* [REQUIRED TASK] Write the listing below out again exactly, dropping the images.

[start]

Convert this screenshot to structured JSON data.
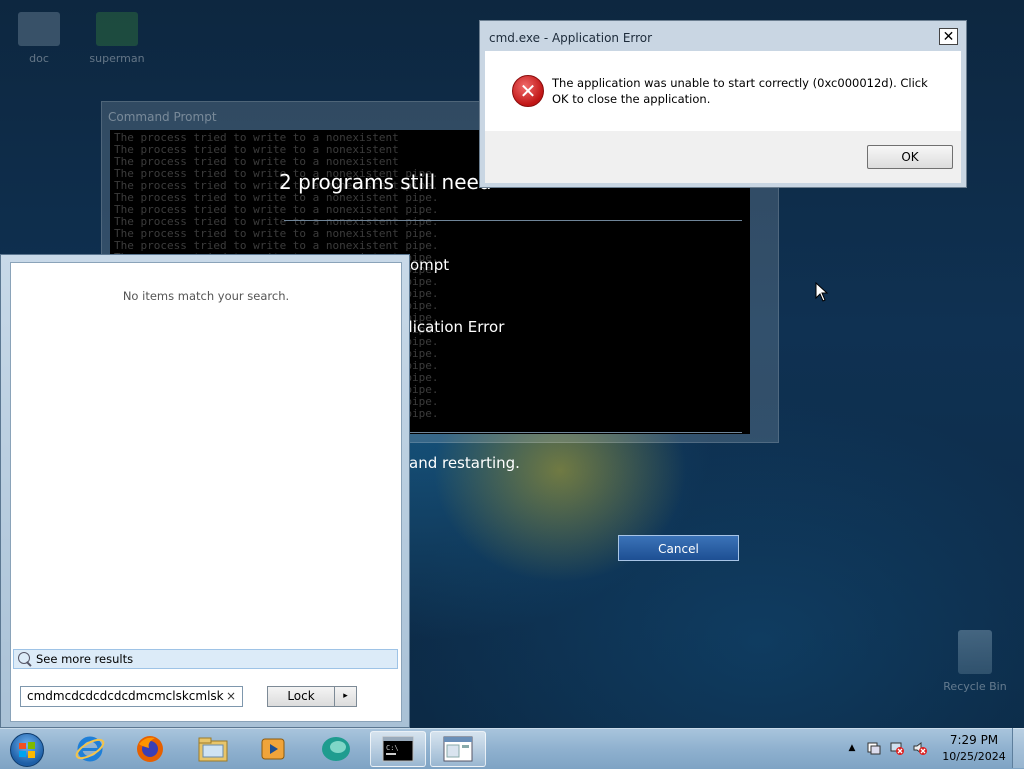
{
  "desktop": {
    "icons": [
      {
        "label": "doc"
      },
      {
        "label": "superman"
      },
      {
        "label": "Recycle Bin"
      }
    ]
  },
  "background_window": {
    "title": "Command Prompt",
    "console_lines": [
      "The process tried to write to a nonexistent",
      "The process tried to write to a nonexistent",
      "The process tried to write to a nonexistent",
      "The process tried to write to a nonexistent pipe.",
      "The process tried to write to a nonexistent pipe.",
      "The process tried to write to a nonexistent pipe.",
      "The process tried to write to a nonexistent pipe.",
      "The process tried to write to a nonexistent pipe.",
      "The process tried to write to a nonexistent pipe.",
      "The process tried to write to a nonexistent pipe.",
      "The process tried to write to a nonexistent pipe.",
      "The process tried to write to a nonexistent pipe.",
      "The process tried to write to a nonexistent pipe.",
      "The process tried to write to a nonexistent pipe.",
      "The process tried to write to a nonexistent pipe.",
      "The process tried to write to a nonexistent pipe.",
      "The process tried to write to a nonexistent pipe.",
      "The process tried to write to a nonexistent pipe.",
      "The process tried to write to a nonexistent pipe.",
      "The process tried to write to a nonexistent pipe.",
      "The process tried to write to a nonexistent pipe.",
      "The process tried to write to a nonexistent pipe.",
      "The process tried to write to a nonexistent pipe.",
      "The process tried to write to a nonexistent pipe."
    ]
  },
  "shutdown_screen": {
    "title": "2 programs still need",
    "program_1": "ompt",
    "program_2": "plication Error",
    "message": "and restarting.",
    "cancel_label": "Cancel"
  },
  "error_dialog": {
    "title": "cmd.exe - Application Error",
    "close_label": "✕",
    "message": "The application was unable to start correctly (0xc000012d). Click OK to close the application.",
    "ok_label": "OK",
    "icon": "error-icon"
  },
  "start_menu": {
    "no_results_text": "No items match your search.",
    "see_more_label": "See more results",
    "search_value": "cmdmcdcdcdcdcdmcmclskcmlsk",
    "clear_label": "×",
    "lock_label": "Lock",
    "lock_arrow": "▸"
  },
  "taskbar": {
    "pinned": [
      "internet-explorer-icon",
      "firefox-icon",
      "file-explorer-icon",
      "media-player-icon",
      "chat-app-icon",
      "command-prompt-icon",
      "application-window-icon"
    ],
    "tray_arrow": "▲",
    "clock_time": "7:29 PM",
    "clock_date": "10/25/2024"
  }
}
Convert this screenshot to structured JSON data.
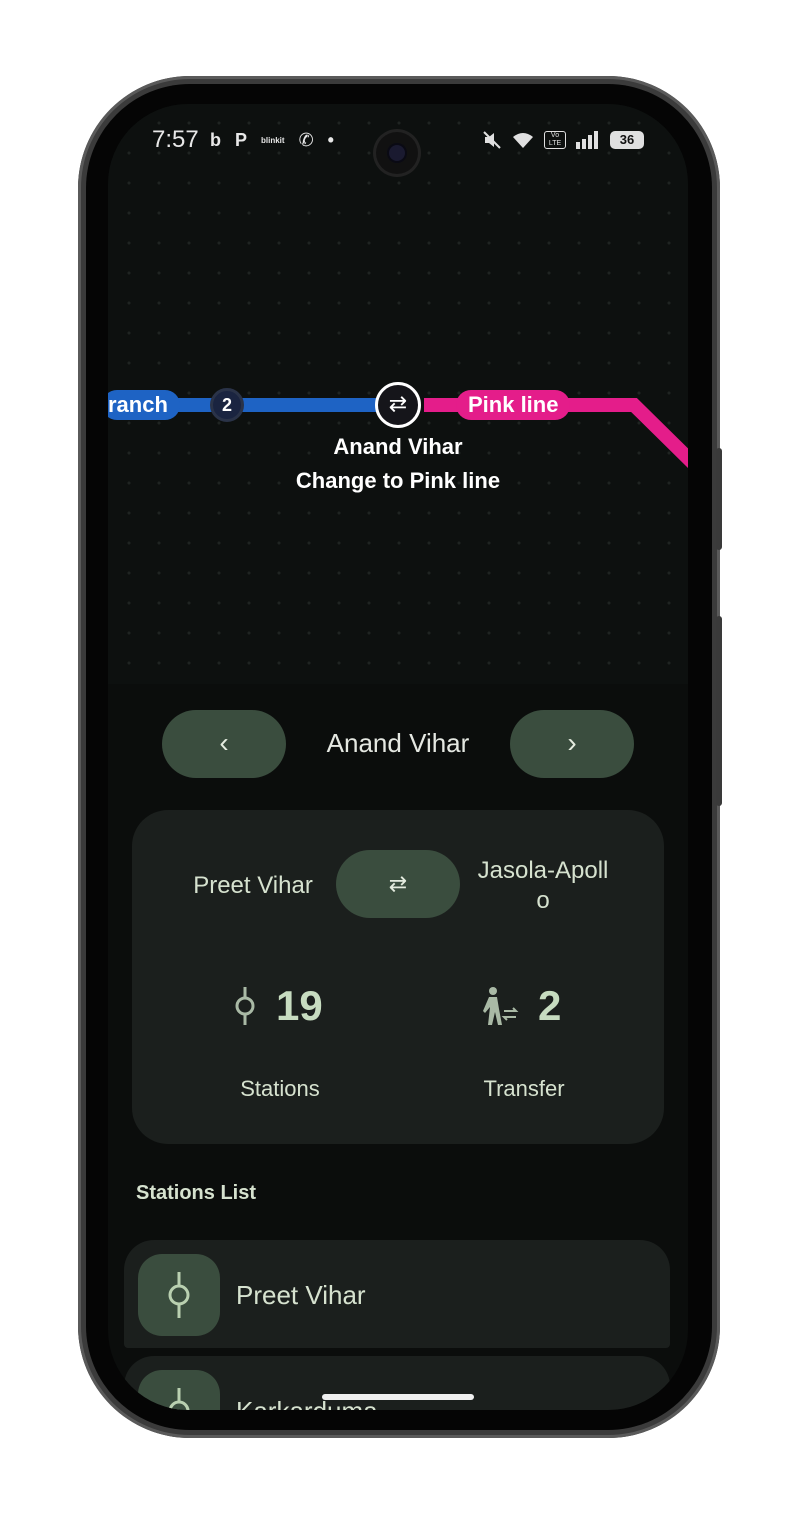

[end]

* [RESULT FOR THIS EXERCISE]
Convert this screenshot to structured JSON data.
{
  "desktop": {
    "icons": [
      {
        "label": "doc"
      },
      {
        "label": "superman"
      },
      {
        "label": "Recycle Bin"
      }
    ]
  },
  "background_window": {
    "title": "Command Prompt",
    "console_lines": [
      "The process tried to write to a nonexistent",
      "The process tried to write to a nonexistent",
      "The process tried to write to a nonexistent",
      "The process tried to write to a nonexistent pipe.",
      "The process tried to write to a nonexistent pipe.",
      "The process tried to write to a nonexistent pipe.",
      "The process tried to write to a nonexistent pipe.",
      "The process tried to write to a nonexistent pipe.",
      "The process tried to write to a nonexistent pipe.",
      "The process tried to write to a nonexistent pipe.",
      "The process tried to write to a nonexistent pipe.",
      "The process tried to write to a nonexistent pipe.",
      "The process tried to write to a nonexistent pipe.",
      "The process tried to write to a nonexistent pipe.",
      "The process tried to write to a nonexistent pipe.",
      "The process tried to write to a nonexistent pipe.",
      "The process tried to write to a nonexistent pipe.",
      "The process tried to write to a nonexistent pipe.",
      "The process tried to write to a nonexistent pipe.",
      "The process tried to write to a nonexistent pipe.",
      "The process tried to write to a nonexistent pipe.",
      "The process tried to write to a nonexistent pipe.",
      "The process tried to write to a nonexistent pipe.",
      "The process tried to write to a nonexistent pipe."
    ]
  },
  "shutdown_screen": {
    "title": "2 programs still need",
    "program_1": "ompt",
    "program_2": "plication Error",
    "message": "and restarting.",
    "cancel_label": "Cancel"
  },
  "error_dialog": {
    "title": "cmd.exe - Application Error",
    "close_label": "✕",
    "message": "The application was unable to start correctly (0xc000012d). Click OK to close the application.",
    "ok_label": "OK",
    "icon": "error-icon"
  },
  "start_menu": {
    "no_results_text": "No items match your search.",
    "see_more_label": "See more results",
    "search_value": "cmdmcdcdcdcdcdmcmclskcmlsk",
    "clear_label": "×",
    "lock_label": "Lock",
    "lock_arrow": "▸"
  },
  "taskbar": {
    "pinned": [
      "internet-explorer-icon",
      "firefox-icon",
      "file-explorer-icon",
      "media-player-icon",
      "chat-app-icon",
      "command-prompt-icon",
      "application-window-icon"
    ],
    "tray_arrow": "▲",
    "clock_time": "7:29 PM",
    "clock_date": "10/25/2024"
  }
}
Convert this screenshot to structured JSON data.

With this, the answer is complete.